▸ **Recorded data**:
[BEGIN]

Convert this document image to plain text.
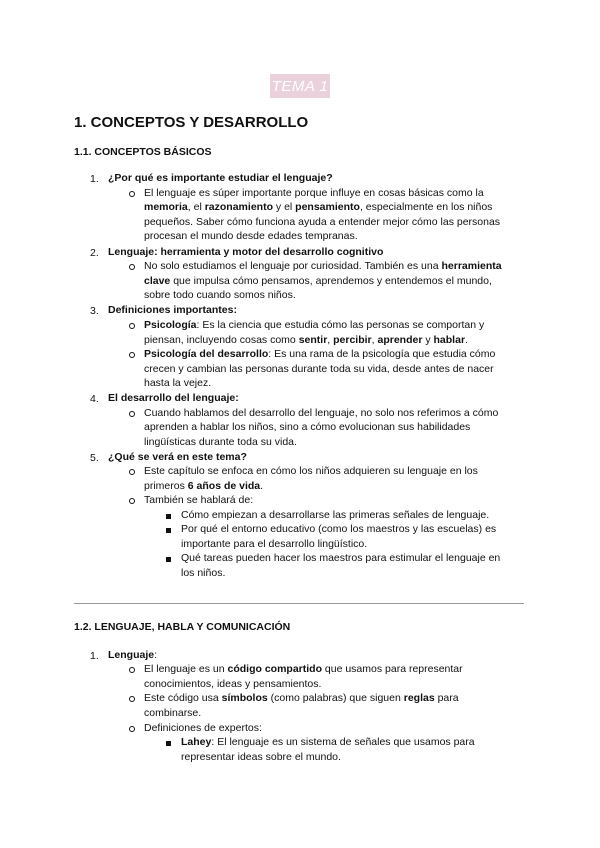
TEMA 1
1. CONCEPTOS Y DESARROLLO
1.1. CONCEPTOS BÁSICOS
1. ¿Por qué es importante estudiar el lenguaje?
El lenguaje es súper importante porque influye en cosas básicas como la
memoria, el razonamiento y el pensamiento, especialmente en los niños
pequeños. Saber cómo funciona ayuda a entender mejor cómo las personas
procesan el mundo desde edades tempranas.
2. Lenguaje: herramienta y motor del desarrollo cognitivo
No solo estudiamos el lenguaje por curiosidad. También es una herramienta
clave que impulsa cómo pensamos, aprendemos y entendemos el mundo,
sobre todo cuando somos niños.
3. Definiciones importantes:
Psicología: Es la ciencia que estudia cómo las personas se comportan y
piensan, incluyendo cosas como sentir, percibir, aprender y hablar.
Psicología del desarrollo: Es una rama de la psicología que estudia cómo
crecen y cambian las personas durante toda su vida, desde antes de nacer
hasta la vejez.
4. El desarrollo del lenguaje:
Cuando hablamos del desarrollo del lenguaje, no solo nos referimos a cómo
aprenden a hablar los niños, sino a cómo evolucionan sus habilidades
lingüísticas durante toda su vida.
5. ¿Qué se verá en este tema?
Este capítulo se enfoca en cómo los niños adquieren su lenguaje en los
primeros 6 años de vida.
También se hablará de:
Cómo empiezan a desarrollarse las primeras señales de lenguaje.
Por qué el entorno educativo (como los maestros y las escuelas) es
importante para el desarrollo lingüístico.
Qué tareas pueden hacer los maestros para estimular el lenguaje en
los niños.
1.2. LENGUAJE, HABLA Y COMUNICACIÓN
1. Lenguaje:
El lenguaje es un código compartido que usamos para representar
conocimientos, ideas y pensamientos.
Este código usa símbolos (como palabras) que siguen reglas para
combinarse.
Definiciones de expertos:
Lahey: El lenguaje es un sistema de señales que usamos para
representar ideas sobre el mundo.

[END]

▸ **Exercise requirements**:
Nothing in the entries should change as you copy them, except that the pictures are left out.

▸ **Written solution**:
Convert this document image to plain text.
TEMA 1
1. CONCEPTOS Y DESARROLLO
1.1. CONCEPTOS BÁSICOS
1. ¿Por qué es importante estudiar el lenguaje?
El lenguaje es súper importante porque influye en cosas básicas como la
memoria, el razonamiento y el pensamiento, especialmente en los niños
pequeños. Saber cómo funciona ayuda a entender mejor cómo las personas
procesan el mundo desde edades tempranas.
2. Lenguaje: herramienta y motor del desarrollo cognitivo
No solo estudiamos el lenguaje por curiosidad. También es una herramienta
clave que impulsa cómo pensamos, aprendemos y entendemos el mundo,
sobre todo cuando somos niños.
3. Definiciones importantes:
Psicología: Es la ciencia que estudia cómo las personas se comportan y
piensan, incluyendo cosas como sentir, percibir, aprender y hablar.
Psicología del desarrollo: Es una rama de la psicología que estudia cómo
crecen y cambian las personas durante toda su vida, desde antes de nacer
hasta la vejez.
4. El desarrollo del lenguaje:
Cuando hablamos del desarrollo del lenguaje, no solo nos referimos a cómo
aprenden a hablar los niños, sino a cómo evolucionan sus habilidades
lingüísticas durante toda su vida.
5. ¿Qué se verá en este tema?
Este capítulo se enfoca en cómo los niños adquieren su lenguaje en los
primeros 6 años de vida.
También se hablará de:
Cómo empiezan a desarrollarse las primeras señales de lenguaje.
Por qué el entorno educativo (como los maestros y las escuelas) es
importante para el desarrollo lingüístico.
Qué tareas pueden hacer los maestros para estimular el lenguaje en
los niños.
1.2. LENGUAJE, HABLA Y COMUNICACIÓN
1. Lenguaje:
El lenguaje es un código compartido que usamos para representar
conocimientos, ideas y pensamientos.
Este código usa símbolos (como palabras) que siguen reglas para
combinarse.
Definiciones de expertos:
Lahey: El lenguaje es un sistema de señales que usamos para
representar ideas sobre el mundo.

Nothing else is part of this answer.